What is being asked:
Gather every line below where "③理解句子的意思" appears.

Available data:
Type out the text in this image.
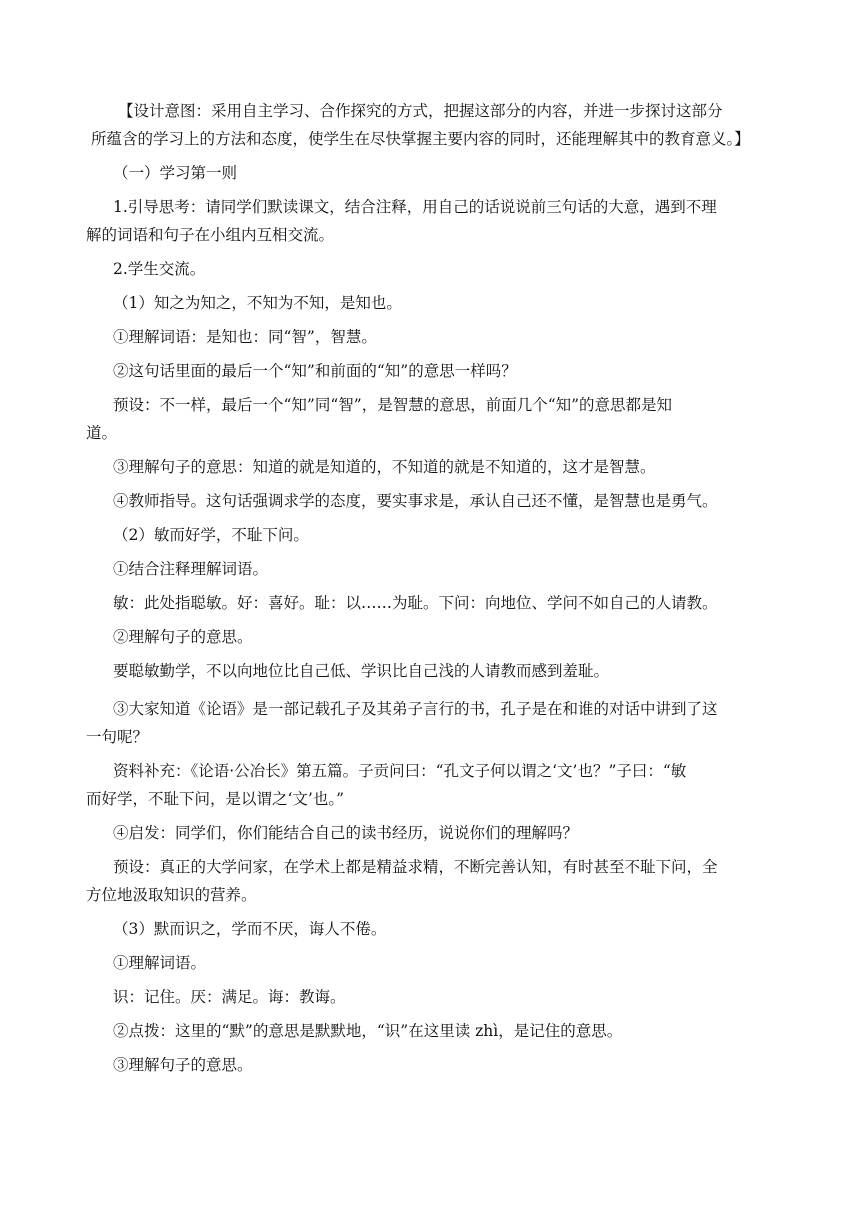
【设计意图：采用自主学习、合作探究的方式，把握这部分的内容，并进一步探讨这部分
所蕴含的学习上的方法和态度，使学生在尽快掌握主要内容的同时，还能理解其中的教育意义。】

（一）学习第一则

1.引导思考：请同学们默读课文，结合注释，用自己的话说说前三句话的大意，遇到不理
解的词语和句子在小组内互相交流。

2.学生交流。

（1）知之为知之，不知为不知，是知也。

①理解词语：是知也：同“智”，智慧。

②这句话里面的最后一个“知”和前面的“知”的意思一样吗？

预设：不一样，最后一个“知”同“智”，是智慧的意思，前面几个“知”的意思都是知
道。

③理解句子的意思：知道的就是知道的，不知道的就是不知道的，这才是智慧。

④教师指导。这句话强调求学的态度，要实事求是，承认自己还不懂，是智慧也是勇气。

（2）敏而好学，不耻下问。

①结合注释理解词语。

敏：此处指聪敏。好：喜好。耻：以……为耻。下问：向地位、学问不如自己的人请教。

②理解句子的意思。

要聪敏勤学，不以向地位比自己低、学识比自己浅的人请教而感到羞耻。

③大家知道《论语》是一部记载孔子及其弟子言行的书，孔子是在和谁的对话中讲到了这
一句呢？

资料补充：《论语·公冶长》第五篇。子贡问曰：“孔文子何以谓之‘文’也？”子曰：“敏
而好学，不耻下问，是以谓之‘文’也。”

④启发：同学们，你们能结合自己的读书经历，说说你们的理解吗？

预设：真正的大学问家，在学术上都是精益求精，不断完善认知，有时甚至不耻下问，全
方位地汲取知识的营养。

（3）默而识之，学而不厌，诲人不倦。

①理解词语。

识：记住。厌：满足。诲：教诲。

②点拨：这里的“默”的意思是默默地，“识”在这里读 zhì，是记住的意思。

③理解句子的意思。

Written reply:
③理解句子的意思：知道的就是知道的，不知道的就是不知道的，这才是智慧。
③理解句子的意思。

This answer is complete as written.